[Start of Stored rows]

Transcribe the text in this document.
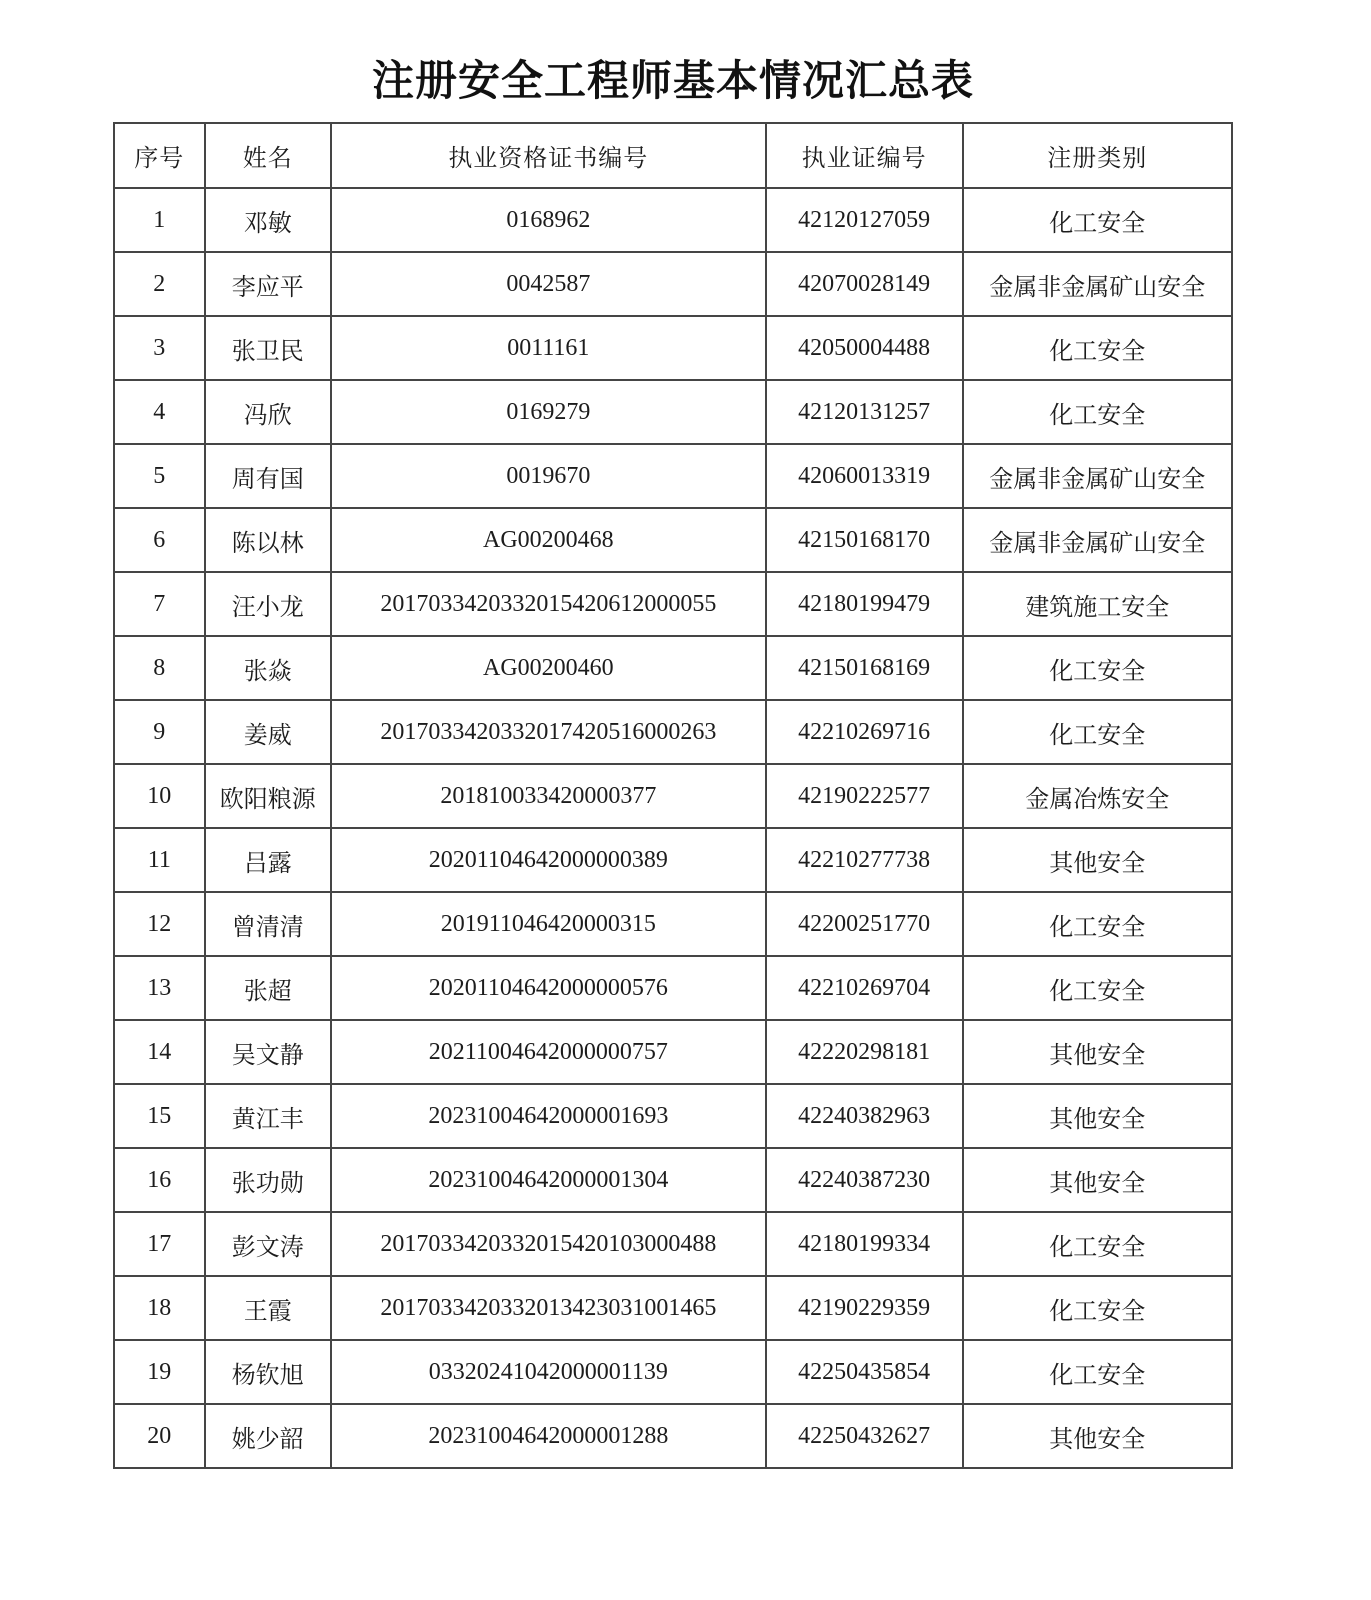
注册安全工程师基本情况汇总表
序号	姓名	执业资格证书编号	执业证编号	注册类别
1	邓敏	0168962	42120127059	化工安全
2	李应平	0042587	42070028149	金属非金属矿山安全
3	张卫民	0011161	42050004488	化工安全
4	冯欣	0169279	42120131257	化工安全
5	周有国	0019670	42060013319	金属非金属矿山安全
6	陈以林	AG00200468	42150168170	金属非金属矿山安全
7	汪小龙	2017033420332015420612000055	42180199479	建筑施工安全
8	张焱	AG00200460	42150168169	化工安全
9	姜威	2017033420332017420516000263	42210269716	化工安全
10	欧阳粮源	201810033420000377	42190222577	金属冶炼安全
11	吕露	20201104642000000389	42210277738	其他安全
12	曾清清	201911046420000315	42200251770	化工安全
13	张超	20201104642000000576	42210269704	化工安全
14	吴文静	20211004642000000757	42220298181	其他安全
15	黄江丰	20231004642000001693	42240382963	其他安全
16	张功勋	20231004642000001304	42240387230	其他安全
17	彭文涛	2017033420332015420103000488	42180199334	化工安全
18	王霞	2017033420332013423031001465	42190229359	化工安全
19	杨钦旭	03320241042000001139	42250435854	化工安全
20	姚少韶	20231004642000001288	42250432627	其他安全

[End of Stored rows]

# To be done
Repeat the entries exactly. Pictures are excluded from the copy.

# Task solution
Transcribe the text in this document.
注册安全工程师基本情况汇总表
序号	姓名	执业资格证书编号	执业证编号	注册类别
1	邓敏	0168962	42120127059	化工安全
2	李应平	0042587	42070028149	金属非金属矿山安全
3	张卫民	0011161	42050004488	化工安全
4	冯欣	0169279	42120131257	化工安全
5	周有国	0019670	42060013319	金属非金属矿山安全
6	陈以林	AG00200468	42150168170	金属非金属矿山安全
7	汪小龙	2017033420332015420612000055	42180199479	建筑施工安全
8	张焱	AG00200460	42150168169	化工安全
9	姜威	2017033420332017420516000263	42210269716	化工安全
10	欧阳粮源	201810033420000377	42190222577	金属冶炼安全
11	吕露	20201104642000000389	42210277738	其他安全
12	曾清清	201911046420000315	42200251770	化工安全
13	张超	20201104642000000576	42210269704	化工安全
14	吴文静	20211004642000000757	42220298181	其他安全
15	黄江丰	20231004642000001693	42240382963	其他安全
16	张功勋	20231004642000001304	42240387230	其他安全
17	彭文涛	2017033420332015420103000488	42180199334	化工安全
18	王霞	2017033420332013423031001465	42190229359	化工安全
19	杨钦旭	03320241042000001139	42250435854	化工安全
20	姚少韶	20231004642000001288	42250432627	其他安全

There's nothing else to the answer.